▶ **Aim of the task**: The entries below need to be written out exactly, with no pictures included.

▶ **Given records**:

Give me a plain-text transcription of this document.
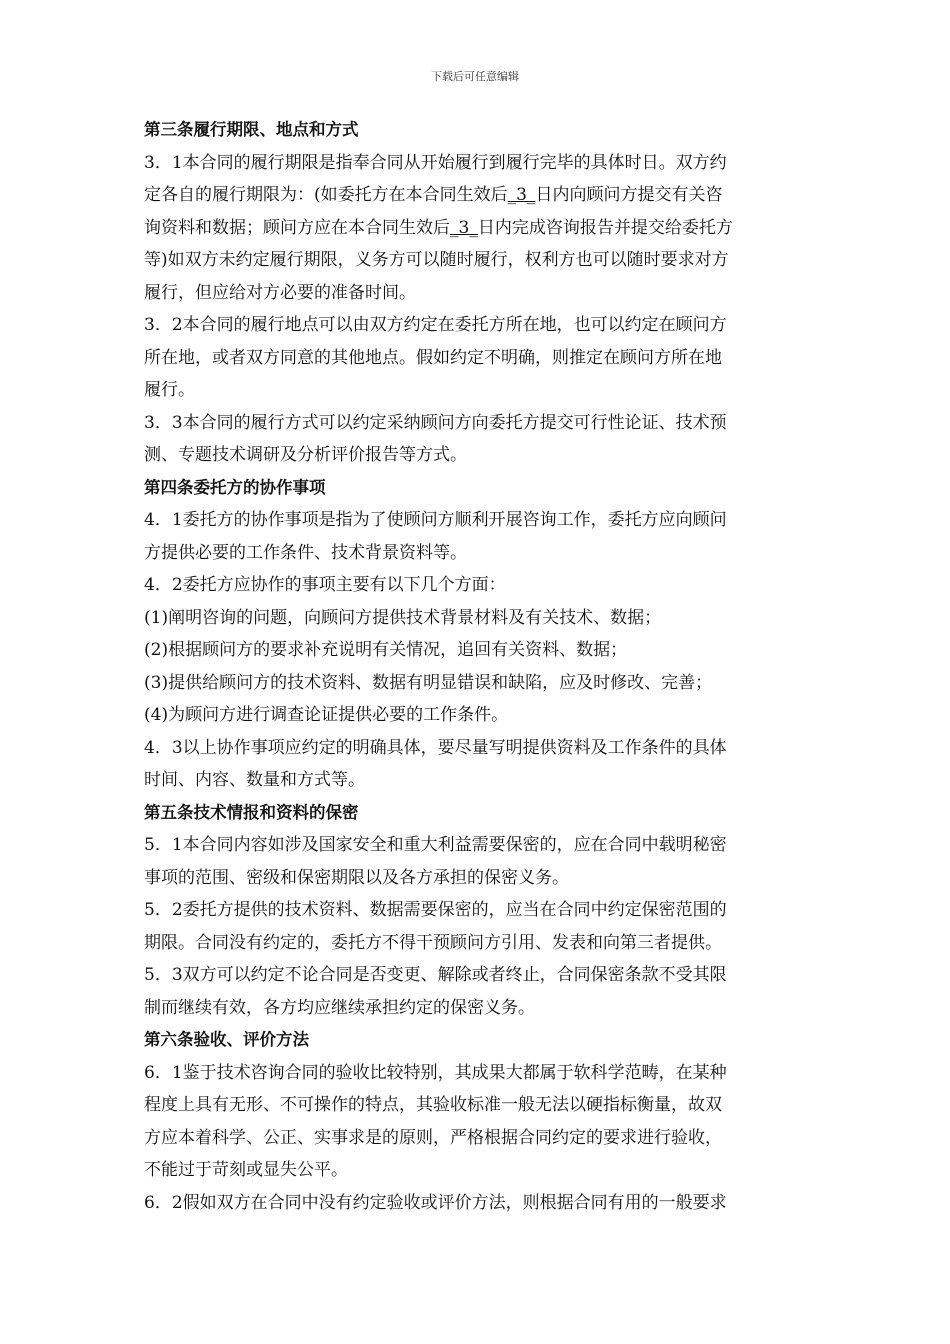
下载后可任意编辑
第三条履行期限、地点和方式
3．1本合同的履行期限是指奉合同从开始履行到履行完毕的具体时日。双方约
定各自的履行期限为：(如委托方在本合同生效后_3_日内向顾问方提交有关咨
询资料和数据；顾问方应在本合同生效后_3_日内完成咨询报告并提交给委托方
等)如双方未约定履行期限，义务方可以随时履行，权利方也可以随时要求对方
履行，但应给对方必要的准备时间。
3．2本合同的履行地点可以由双方约定在委托方所在地，也可以约定在顾问方
所在地，或者双方同意的其他地点。假如约定不明确，则推定在顾问方所在地
履行。
3．3本合同的履行方式可以约定采纳顾问方向委托方提交可行性论证、技术预
测、专题技术调研及分析评价报告等方式。
第四条委托方的协作事项
4．1委托方的协作事项是指为了使顾问方顺利开展咨询工作，委托方应向顾问
方提供必要的工作条件、技术背景资料等。
4．2委托方应协作的事项主要有以下几个方面：
(1)阐明咨询的问题，向顾问方提供技术背景材料及有关技术、数据；
(2)根据顾问方的要求补充说明有关情况，追回有关资料、数据；
(3)提供给顾问方的技术资料、数据有明显错误和缺陷，应及时修改、完善；
(4)为顾问方进行调查论证提供必要的工作条件。
4．3以上协作事项应约定的明确具体，要尽量写明提供资料及工作条件的具体
时间、内容、数量和方式等。
第五条技术情报和资料的保密
5．1本合同内容如涉及国家安全和重大利益需要保密的，应在合同中载明秘密
事项的范围、密级和保密期限以及各方承担的保密义务。
5．2委托方提供的技术资料、数据需要保密的，应当在合同中约定保密范围的
期限。合同没有约定的，委托方不得干预顾问方引用、发表和向第三者提供。
5．3双方可以约定不论合同是否变更、解除或者终止，合同保密条款不受其限
制而继续有效，各方均应继续承担约定的保密义务。
第六条验收、评价方法
6．1鉴于技术咨询合同的验收比较特别，其成果大都属于软科学范畴，在某种
程度上具有无形、不可操作的特点，其验收标准一般无法以硬指标衡量，故双
方应本着科学、公正、实事求是的原则，严格根据合同约定的要求进行验收，
不能过于苛刻或显失公平。
6．2假如双方在合同中没有约定验收或评价方法，则根据合同有用的一般要求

▶ **Correct response**:
Give me a plain-text transcription of this document.
下载后可任意编辑
第三条履行期限、地点和方式
3．1本合同的履行期限是指奉合同从开始履行到履行完毕的具体时日。双方约
定各自的履行期限为：(如委托方在本合同生效后_3_日内向顾问方提交有关咨
询资料和数据；顾问方应在本合同生效后_3_日内完成咨询报告并提交给委托方
等)如双方未约定履行期限，义务方可以随时履行，权利方也可以随时要求对方
履行，但应给对方必要的准备时间。
3．2本合同的履行地点可以由双方约定在委托方所在地，也可以约定在顾问方
所在地，或者双方同意的其他地点。假如约定不明确，则推定在顾问方所在地
履行。
3．3本合同的履行方式可以约定采纳顾问方向委托方提交可行性论证、技术预
测、专题技术调研及分析评价报告等方式。
第四条委托方的协作事项
4．1委托方的协作事项是指为了使顾问方顺利开展咨询工作，委托方应向顾问
方提供必要的工作条件、技术背景资料等。
4．2委托方应协作的事项主要有以下几个方面：
(1)阐明咨询的问题，向顾问方提供技术背景材料及有关技术、数据；
(2)根据顾问方的要求补充说明有关情况，追回有关资料、数据；
(3)提供给顾问方的技术资料、数据有明显错误和缺陷，应及时修改、完善；
(4)为顾问方进行调查论证提供必要的工作条件。
4．3以上协作事项应约定的明确具体，要尽量写明提供资料及工作条件的具体
时间、内容、数量和方式等。
第五条技术情报和资料的保密
5．1本合同内容如涉及国家安全和重大利益需要保密的，应在合同中载明秘密
事项的范围、密级和保密期限以及各方承担的保密义务。
5．2委托方提供的技术资料、数据需要保密的，应当在合同中约定保密范围的
期限。合同没有约定的，委托方不得干预顾问方引用、发表和向第三者提供。
5．3双方可以约定不论合同是否变更、解除或者终止，合同保密条款不受其限
制而继续有效，各方均应继续承担约定的保密义务。
第六条验收、评价方法
6．1鉴于技术咨询合同的验收比较特别，其成果大都属于软科学范畴，在某种
程度上具有无形、不可操作的特点，其验收标准一般无法以硬指标衡量，故双
方应本着科学、公正、实事求是的原则，严格根据合同约定的要求进行验收，
不能过于苛刻或显失公平。
6．2假如双方在合同中没有约定验收或评价方法，则根据合同有用的一般要求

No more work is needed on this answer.